■ **CHALLENGE**
Drop every picture and give the entries back exactly.

■ **DATA FOR PROCESSING**
────────────────────────────────────────
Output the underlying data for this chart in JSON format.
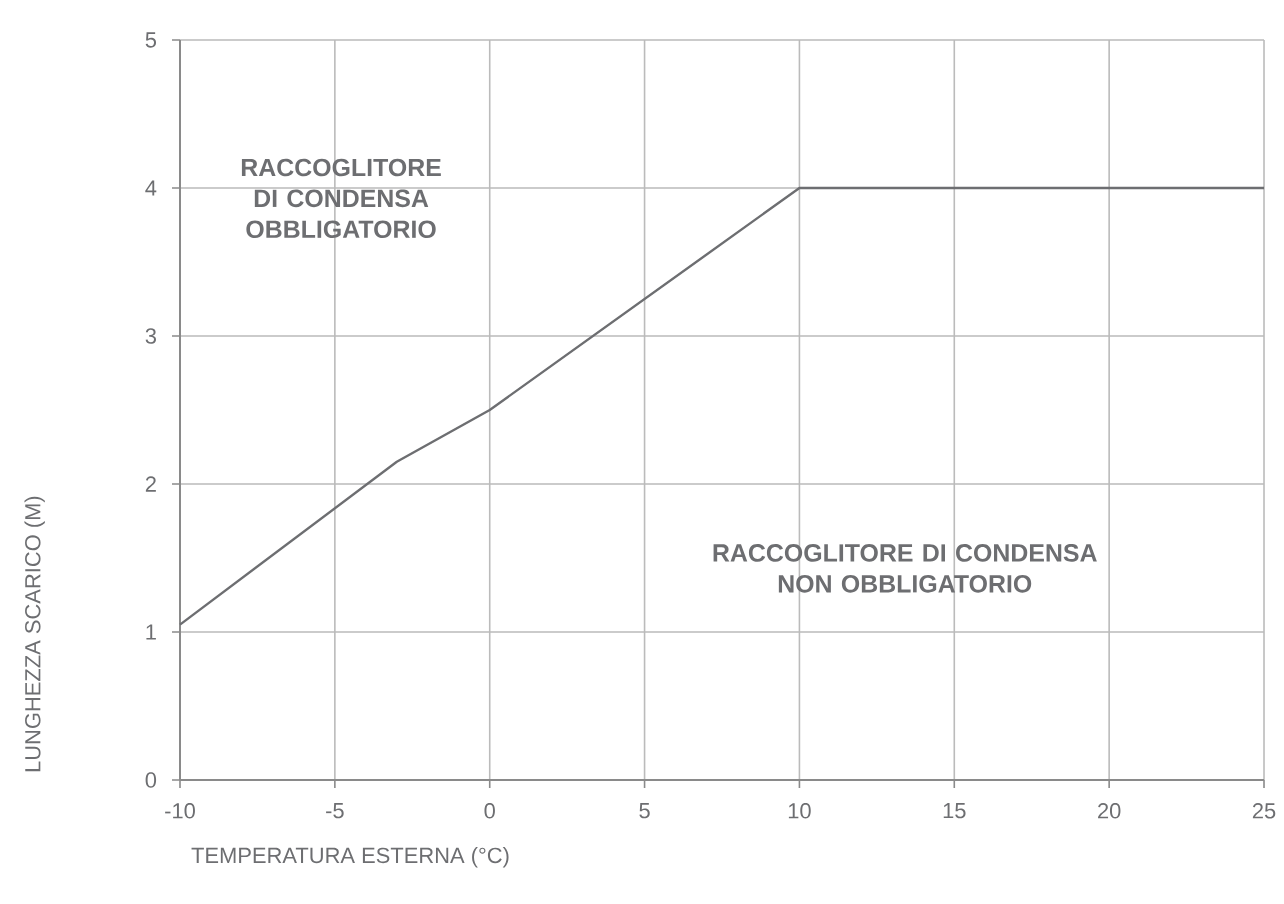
{
  "chart_data": {
    "type": "line",
    "xlabel": "TEMPERATURA ESTERNA (°C)",
    "ylabel": "LUNGHEZZA SCARICO (M)",
    "x": [
      -10,
      -3,
      0,
      10,
      25
    ],
    "series": [
      {
        "color": "#6d6e71",
        "values": [
          1.05,
          2.15,
          2.5,
          4,
          4
        ]
      }
    ],
    "xlim": [
      -10,
      25
    ],
    "xticks": [
      -10,
      -5,
      0,
      5,
      10,
      15,
      20,
      25
    ],
    "ylim": [
      0,
      5
    ],
    "yticks": [
      0,
      1,
      2,
      3,
      4,
      5
    ],
    "grid": true,
    "marker": "none",
    "line_style": "solid",
    "annotations": [
      "RACCOGLITORE DI CONDENSA OBBLIGATORIO",
      "RACCOGLITORE DI CONDENSA NON OBBLIGATORIO"
    ]
  }
}
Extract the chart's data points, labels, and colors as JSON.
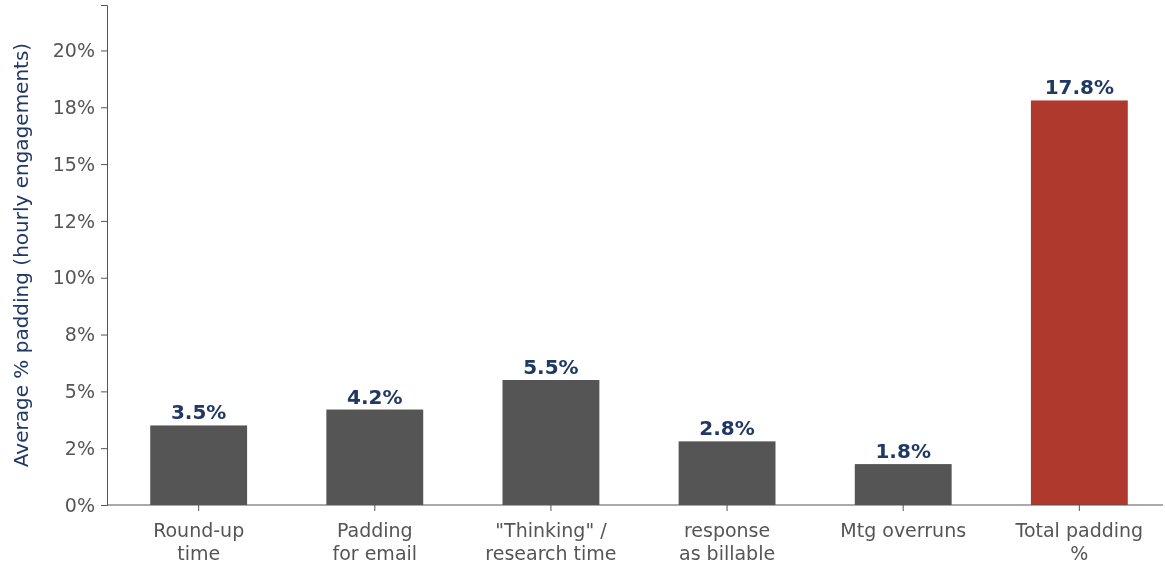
{
  "chart_data": {
    "type": "bar",
    "ylabel": "Average % padding (hourly engagements)",
    "categories": [
      "Round-up\ntime",
      "Padding\nfor email",
      "\"Thinking\" /\nresearch time",
      "response\nas billable",
      "Mtg overruns",
      "Total padding\n%"
    ],
    "values": [
      3.5,
      4.2,
      5.5,
      2.8,
      1.8,
      17.8
    ],
    "colors": [
      "#555555",
      "#555555",
      "#555555",
      "#555555",
      "#555555",
      "#b0392d"
    ],
    "value_labels": [
      "3.5%",
      "4.2%",
      "5.5%",
      "2.8%",
      "1.8%",
      "17.8%"
    ],
    "ylim": [
      0,
      22
    ],
    "yticks": [
      {
        "value": 0,
        "label": "0%"
      },
      {
        "value": 2.5,
        "label": "2%"
      },
      {
        "value": 5,
        "label": "5%"
      },
      {
        "value": 7.5,
        "label": "8%"
      },
      {
        "value": 10,
        "label": "10%"
      },
      {
        "value": 12.5,
        "label": "12%"
      },
      {
        "value": 15,
        "label": "15%"
      },
      {
        "value": 17.5,
        "label": "18%"
      },
      {
        "value": 20,
        "label": "20%"
      }
    ],
    "grid": false
  }
}
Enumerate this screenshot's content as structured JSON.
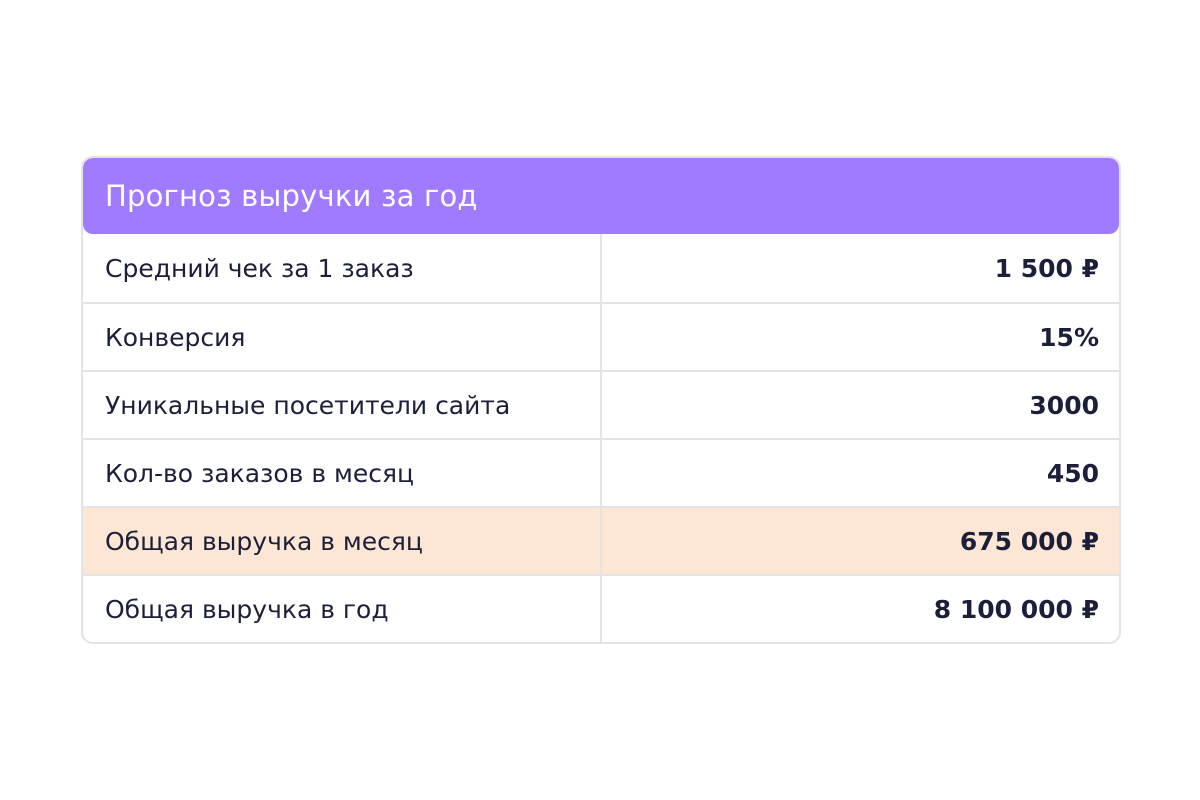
{
  "table": {
    "title": "Прогноз выручки за год",
    "rows": [
      {
        "label": "Средний чек за 1 заказ",
        "value": "1 500 ₽",
        "highlight": false
      },
      {
        "label": "Конверсия",
        "value": "15%",
        "highlight": false
      },
      {
        "label": "Уникальные посетители сайта",
        "value": "3000",
        "highlight": false
      },
      {
        "label": "Кол-во заказов в месяц",
        "value": "450",
        "highlight": false
      },
      {
        "label": "Общая выручка в месяц",
        "value": "675 000 ₽",
        "highlight": true
      },
      {
        "label": "Общая выручка в год",
        "value": "8 100 000 ₽",
        "highlight": false
      }
    ]
  },
  "colors": {
    "header_bg": "#a17bff",
    "highlight_bg": "#fde7d4",
    "border": "#e3e3e8",
    "text": "#1b1f3a"
  }
}
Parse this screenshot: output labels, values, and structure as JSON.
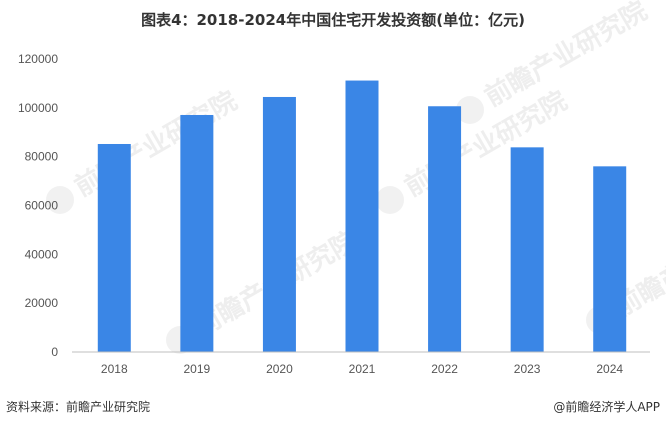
{
  "chart_data": {
    "type": "bar",
    "title": "图表4：2018-2024年中国住宅开发投资额(单位：亿元)",
    "categories": [
      "2018",
      "2019",
      "2020",
      "2021",
      "2022",
      "2023",
      "2024"
    ],
    "values": [
      85192,
      97071,
      104446,
      111173,
      100646,
      83820,
      76040
    ],
    "ylim": [
      0,
      120000
    ],
    "yticks": [
      "0",
      "20000",
      "40000",
      "60000",
      "80000",
      "100000",
      "120000"
    ],
    "xlabel": "",
    "ylabel": "",
    "grid": false,
    "bar_color": "#3a86e6",
    "axis_color": "#bfbfbf"
  },
  "footer": {
    "source": "资料来源：前瞻产业研究院",
    "brand": "@前瞻经济学人APP"
  },
  "watermark": {
    "text": "前瞻产业研究院"
  }
}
────────────────────────────────────────
■ **EXERCISE RESPONSE**
Output the underlying data for this chart in JSON format.
{
  "chart_data": {
    "type": "line",
    "xlabel": "TEMPERATURA ESTERNA (°C)",
    "ylabel": "LUNGHEZZA SCARICO (M)",
    "x": [
      -10,
      -3,
      0,
      10,
      25
    ],
    "series": [
      {
        "color": "#6d6e71",
        "values": [
          1.05,
          2.15,
          2.5,
          4,
          4
        ]
      }
    ],
    "xlim": [
      -10,
      25
    ],
    "xticks": [
      -10,
      -5,
      0,
      5,
      10,
      15,
      20,
      25
    ],
    "ylim": [
      0,
      5
    ],
    "yticks": [
      0,
      1,
      2,
      3,
      4,
      5
    ],
    "grid": true,
    "marker": "none",
    "line_style": "solid",
    "annotations": [
      "RACCOGLITORE DI CONDENSA OBBLIGATORIO",
      "RACCOGLITORE DI CONDENSA NON OBBLIGATORIO"
    ]
  }
}
Extract the chart's data points, labels, and colors as JSON.
{
  "chart_data": {
    "type": "bar",
    "ylabel": "Average % padding (hourly engagements)",
    "categories": [
      "Round-up\ntime",
      "Padding\nfor email",
      "\"Thinking\" /\nresearch time",
      "response\nas billable",
      "Mtg overruns",
      "Total padding\n%"
    ],
    "values": [
      3.5,
      4.2,
      5.5,
      2.8,
      1.8,
      17.8
    ],
    "colors": [
      "#555555",
      "#555555",
      "#555555",
      "#555555",
      "#555555",
      "#b0392d"
    ],
    "value_labels": [
      "3.5%",
      "4.2%",
      "5.5%",
      "2.8%",
      "1.8%",
      "17.8%"
    ],
    "ylim": [
      0,
      22
    ],
    "yticks": [
      {
        "value": 0,
        "label": "0%"
      },
      {
        "value": 2.5,
        "label": "2%"
      },
      {
        "value": 5,
        "label": "5%"
      },
      {
        "value": 7.5,
        "label": "8%"
      },
      {
        "value": 10,
        "label": "10%"
      },
      {
        "value": 12.5,
        "label": "12%"
      },
      {
        "value": 15,
        "label": "15%"
      },
      {
        "value": 17.5,
        "label": "18%"
      },
      {
        "value": 20,
        "label": "20%"
      }
    ],
    "grid": false
  }
}
Enumerate this screenshot's content as structured JSON.
{
  "table": {
    "title": "Прогноз выручки за год",
    "rows": [
      {
        "label": "Средний чек за 1 заказ",
        "value": "1 500 ₽",
        "highlight": false
      },
      {
        "label": "Конверсия",
        "value": "15%",
        "highlight": false
      },
      {
        "label": "Уникальные посетители сайта",
        "value": "3000",
        "highlight": false
      },
      {
        "label": "Кол-во заказов в месяц",
        "value": "450",
        "highlight": false
      },
      {
        "label": "Общая выручка в месяц",
        "value": "675 000 ₽",
        "highlight": true
      },
      {
        "label": "Общая выручка в год",
        "value": "8 100 000 ₽",
        "highlight": false
      }
    ]
  },
  "colors": {
    "header_bg": "#a17bff",
    "highlight_bg": "#fde7d4",
    "border": "#e3e3e8",
    "text": "#1b1f3a"
  }
}
Parse this screenshot: output labels, values, and structure as JSON.
{
  "chart_data": {
    "type": "bar",
    "title": "图表4：2018-2024年中国住宅开发投资额(单位：亿元)",
    "categories": [
      "2018",
      "2019",
      "2020",
      "2021",
      "2022",
      "2023",
      "2024"
    ],
    "values": [
      85192,
      97071,
      104446,
      111173,
      100646,
      83820,
      76040
    ],
    "ylim": [
      0,
      120000
    ],
    "yticks": [
      "0",
      "20000",
      "40000",
      "60000",
      "80000",
      "100000",
      "120000"
    ],
    "xlabel": "",
    "ylabel": "",
    "grid": false,
    "bar_color": "#3a86e6",
    "axis_color": "#bfbfbf"
  },
  "footer": {
    "source": "资料来源：前瞻产业研究院",
    "brand": "@前瞻经济学人APP"
  },
  "watermark": {
    "text": "前瞻产业研究院"
  }
}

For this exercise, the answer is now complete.